→ **Task brief**: Give the material once more, word for word, without any images.
···
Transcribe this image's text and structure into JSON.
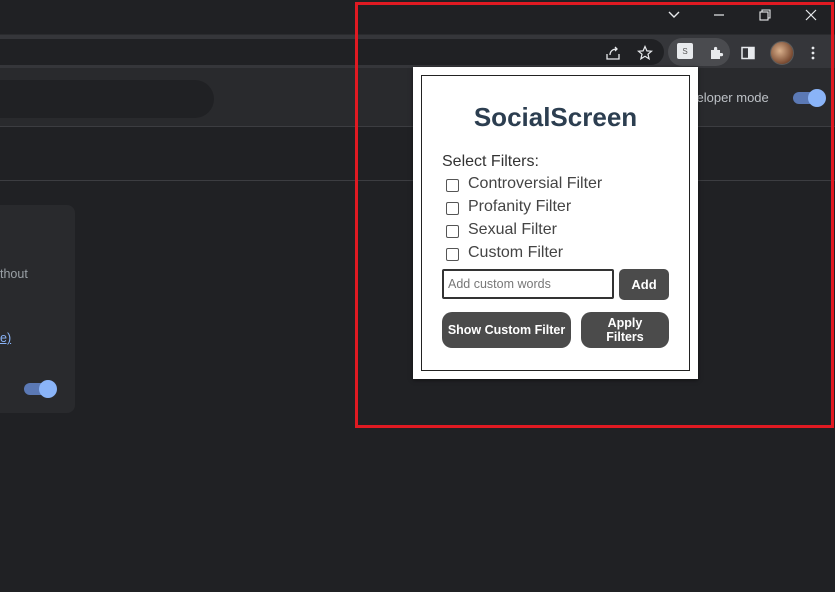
{
  "page": {
    "developer_mode_label": "veloper mode",
    "card_text": "thout",
    "card_link": "e)"
  },
  "popup": {
    "title": "SocialScreen",
    "select_label": "Select Filters:",
    "filters": [
      {
        "label": "Controversial Filter",
        "checked": false
      },
      {
        "label": "Profanity Filter",
        "checked": false
      },
      {
        "label": "Sexual Filter",
        "checked": false
      },
      {
        "label": "Custom Filter",
        "checked": false
      }
    ],
    "custom_input": {
      "value": "",
      "placeholder": "Add custom words"
    },
    "add_label": "Add",
    "show_custom_label": "Show Custom Filter",
    "apply_label": "Apply Filters"
  },
  "colors": {
    "highlight": "#e01a22",
    "button": "#4b4b4b",
    "title": "#2c3e50",
    "toggle_on": "#8ab4f8"
  },
  "icons": [
    "chevron-down-icon",
    "minimize-icon",
    "restore-icon",
    "close-icon",
    "share-icon",
    "star-icon",
    "socialscreen-extension-icon",
    "puzzle-icon",
    "side-panel-icon",
    "avatar",
    "more-vert-icon"
  ]
}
···
→ **Solution**:
Transcribe this image's text and structure into JSON.
{
  "page": {
    "developer_mode_label": "veloper mode",
    "card_text": "thout",
    "card_link": "e)"
  },
  "popup": {
    "title": "SocialScreen",
    "select_label": "Select Filters:",
    "filters": [
      {
        "label": "Controversial Filter",
        "checked": false
      },
      {
        "label": "Profanity Filter",
        "checked": false
      },
      {
        "label": "Sexual Filter",
        "checked": false
      },
      {
        "label": "Custom Filter",
        "checked": false
      }
    ],
    "custom_input": {
      "value": "",
      "placeholder": "Add custom words"
    },
    "add_label": "Add",
    "show_custom_label": "Show Custom Filter",
    "apply_label": "Apply Filters"
  },
  "colors": {
    "highlight": "#e01a22",
    "button": "#4b4b4b",
    "title": "#2c3e50",
    "toggle_on": "#8ab4f8"
  },
  "icons": [
    "chevron-down-icon",
    "minimize-icon",
    "restore-icon",
    "close-icon",
    "share-icon",
    "star-icon",
    "socialscreen-extension-icon",
    "puzzle-icon",
    "side-panel-icon",
    "avatar",
    "more-vert-icon"
  ]
}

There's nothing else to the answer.